---- Texto fornecido

O consenso deve gerar a produção de uma resposta do grupo para a atividade relacionada à leitura do texto.

Próximo passo: Socializar o conhecimento produzido.

Para tanto, peça aos estudantes que transformem os tópicos do consenso em um diagrama. Vale lembrar que os diagramas são formas esquemáticas de apresentar idéias, muito utilizadas por professores, através das quais os conceitos, explicações e fórmulas trabalhados em aulas são visualizados na lousa ou através de transparências. Nos diagramas há uma idéia central que deve (como o próprio nome diz) estar localizada no centro da folha que servirá para a produção do diagrama. Na atividade que desenvolvemos o tema central era a Escravidão.

A partir desse centro de discussões (o assunto do diagrama) surgem setas que ligam o tema a explicações relacionadas ao mesmo. Essas explicações, para melhor compreensão por parte dos estudantes, devem ser organizadas como ramos de uma árvore, cada galho indicando um setor que esclarece o assunto tratado.

Estávamos, por exemplo, falando da Escravidão e traçamos uma seta indicativa de dados objetivos como período a que nos referíamos (Idade Moderna e Início da Idade Contemporânea), locais onde concentramos nossos estudos (Brasil e América Espanhola) ou o tempo de duração da escravidão nessa região (aproximadamente 390 anos, do século XVI ao final do século XIX).

Diagramas
Exemplos de Diagramas (esse recurso sempre foi muito utilizado pelos setores produtivos da economia e tem, recentemente, se tornado importante ferramenta para os educadores).

Uma outra seta ou ramo definia as características da escravidão nessa região; uma terceira focava nas conseqüências dessa condição para os escravos; num outro setor nos preocupamos com as repercussões da escravidão para a economia colonial; criamos um outro galho em nosso organograma indicativo de pessoas que estudaram ou combateram a escravidão no período em que ela estava em vigor na América Ibérica.

Ao pedir aos alunos que transformassem os dados obtidos a partir da leitura em um diagrama, deslocamos o foco da leitura inicial e criamos um problema a ser resolvido. Eles precisavam, a partir de então, codificar os dados obtidos, organizando-os tematicamente, relacionando-os a um assunto central, numa disposição diferenciada dos textos (esquemática e espacializada), passível de utilização como recurso explicativo de uma aula que poderia ser dada a eles e seus colegas de sala.

--------
---- Registros fornecidos

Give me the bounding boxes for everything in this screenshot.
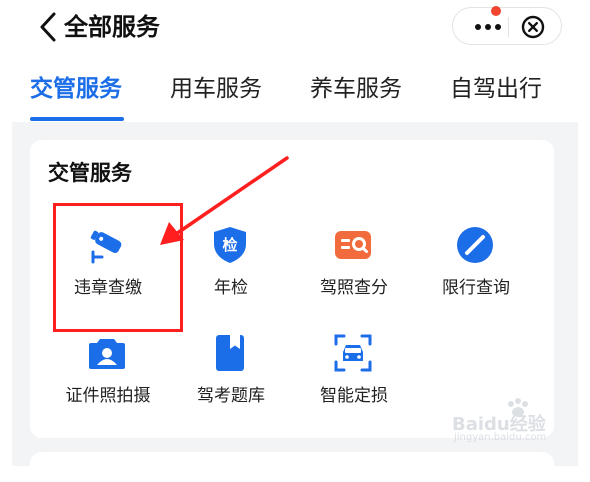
service-label: 限行查询 <box>442 278 510 298</box>
baidu-jingyan-watermark: Baidu经验 jingyan.baidu.com <box>452 398 590 444</box>
no-entry-icon <box>457 227 493 263</box>
service-label: 年检 <box>214 278 248 298</box>
next-section-card <box>30 452 554 482</box>
license-search-icon <box>335 231 371 259</box>
service-label: 证件照拍摄 <box>65 386 151 406</box>
watermark-subtext: jingyan.baidu.com <box>454 432 547 443</box>
header-bar: 全部服务 <box>0 0 590 56</box>
service-label: 驾照查分 <box>320 278 388 298</box>
capsule-divider <box>508 17 509 37</box>
service-id-photo[interactable]: 证件照拍摄 <box>48 334 168 426</box>
bookmark-book-icon <box>216 335 244 371</box>
tab-maintenance-services[interactable]: 养车服务 <box>310 72 402 106</box>
service-license-points[interactable]: 驾照查分 <box>294 226 414 318</box>
notification-dot <box>491 6 501 16</box>
car-scan-icon <box>334 334 372 372</box>
tab-bar: 交管服务 用车服务 养车服务 自驾出行 <box>0 62 590 122</box>
active-tab-indicator <box>30 117 124 121</box>
service-exam-questions[interactable]: 驾考题库 <box>171 334 291 426</box>
service-smart-damage-assessment[interactable]: 智能定损 <box>294 334 414 426</box>
page-title: 全部服务 <box>64 13 160 41</box>
section-title: 交管服务 <box>48 161 132 185</box>
more-dots-icon[interactable] <box>473 18 503 36</box>
service-traffic-restriction[interactable]: 限行查询 <box>416 226 536 318</box>
service-label: 驾考题库 <box>197 386 265 406</box>
tab-self-drive-travel[interactable]: 自驾出行 <box>450 72 542 106</box>
close-circle-icon[interactable] <box>521 15 545 39</box>
annotation-arrow-icon <box>160 156 289 245</box>
service-label: 智能定损 <box>320 386 388 406</box>
mini-program-capsule <box>452 6 562 45</box>
tab-car-services[interactable]: 用车服务 <box>170 72 262 106</box>
chevron-left-icon[interactable] <box>34 11 62 43</box>
tab-traffic-services[interactable]: 交管服务 <box>30 72 122 106</box>
camera-person-icon <box>89 339 125 369</box>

--------

*Enunciado:*
Devolva, sem nenhuma alteração, o trecho do texto sobre diagramas entre "Ao pedir aos" e "colegas de sala.", inclusive.

*Resposta esperada:*
Ao pedir aos alunos que transformassem os dados obtidos a partir da leitura em um diagrama, deslocamos o foco da leitura inicial e criamos um problema a ser resolvido. Eles precisavam, a partir de então, codificar os dados obtidos, organizando-os tematicamente, relacionando-os a um assunto central, numa disposição diferenciada dos textos (esquemática e espacializada), passível de utilização como recurso explicativo de uma aula que poderia ser dada a eles e seus colegas de sala.